**What to work on**
Copy out the records verbatim, beginning with their first line and ending with the line that contains "- axis-tick-labels: 0", both included.

---

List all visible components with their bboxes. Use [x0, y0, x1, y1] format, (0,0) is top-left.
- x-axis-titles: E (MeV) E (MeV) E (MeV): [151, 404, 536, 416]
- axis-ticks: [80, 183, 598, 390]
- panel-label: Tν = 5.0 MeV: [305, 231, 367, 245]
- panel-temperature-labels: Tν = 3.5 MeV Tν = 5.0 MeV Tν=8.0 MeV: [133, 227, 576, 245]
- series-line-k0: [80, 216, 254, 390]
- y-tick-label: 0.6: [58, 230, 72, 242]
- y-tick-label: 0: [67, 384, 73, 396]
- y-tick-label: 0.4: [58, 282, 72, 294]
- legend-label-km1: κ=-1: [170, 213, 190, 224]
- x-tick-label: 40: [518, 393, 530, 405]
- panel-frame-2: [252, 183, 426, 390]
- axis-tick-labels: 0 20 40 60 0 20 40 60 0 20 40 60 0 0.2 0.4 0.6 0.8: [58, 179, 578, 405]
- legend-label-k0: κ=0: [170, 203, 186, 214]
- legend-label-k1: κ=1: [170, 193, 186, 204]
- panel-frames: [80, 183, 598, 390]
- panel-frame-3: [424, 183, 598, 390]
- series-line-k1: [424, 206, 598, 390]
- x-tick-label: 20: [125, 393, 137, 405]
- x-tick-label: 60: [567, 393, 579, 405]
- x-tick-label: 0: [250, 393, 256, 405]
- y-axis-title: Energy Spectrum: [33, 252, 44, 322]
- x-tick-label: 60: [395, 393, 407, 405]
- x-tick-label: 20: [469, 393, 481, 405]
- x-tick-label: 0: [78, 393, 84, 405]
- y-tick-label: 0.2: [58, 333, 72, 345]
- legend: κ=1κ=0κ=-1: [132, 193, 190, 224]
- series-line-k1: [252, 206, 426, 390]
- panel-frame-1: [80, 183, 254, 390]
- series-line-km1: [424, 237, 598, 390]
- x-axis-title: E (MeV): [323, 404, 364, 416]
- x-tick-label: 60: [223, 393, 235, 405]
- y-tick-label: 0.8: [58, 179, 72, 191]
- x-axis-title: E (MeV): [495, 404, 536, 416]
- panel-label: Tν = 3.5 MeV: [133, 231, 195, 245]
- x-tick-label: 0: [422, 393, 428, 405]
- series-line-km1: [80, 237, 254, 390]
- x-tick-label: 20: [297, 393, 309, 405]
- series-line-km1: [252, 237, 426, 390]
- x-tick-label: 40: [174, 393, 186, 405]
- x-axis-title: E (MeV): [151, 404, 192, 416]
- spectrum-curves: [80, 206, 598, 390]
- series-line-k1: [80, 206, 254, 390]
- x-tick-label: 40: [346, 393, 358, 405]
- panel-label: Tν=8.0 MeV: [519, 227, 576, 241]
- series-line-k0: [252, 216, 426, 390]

---

**In response**
List all visible components with their bboxes. Use [x0, y0, x1, y1] format, (0,0) is top-left.
- x-axis-titles: E (MeV) E (MeV) E (MeV): [151, 404, 536, 416]
- axis-ticks: [80, 183, 598, 390]
- panel-label: Tν = 5.0 MeV: [305, 231, 367, 245]
- panel-temperature-labels: Tν = 3.5 MeV Tν = 5.0 MeV Tν=8.0 MeV: [133, 227, 576, 245]
- series-line-k0: [80, 216, 254, 390]
- y-tick-label: 0.6: [58, 230, 72, 242]
- y-tick-label: 0: [67, 384, 73, 396]
- y-tick-label: 0.4: [58, 282, 72, 294]
- legend-label-km1: κ=-1: [170, 213, 190, 224]
- x-tick-label: 40: [518, 393, 530, 405]
- panel-frame-2: [252, 183, 426, 390]
- axis-tick-labels: 0 20 40 60 0 20 40 60 0 20 40 60 0 0.2 0.4 0.6 0.8: [58, 179, 578, 405]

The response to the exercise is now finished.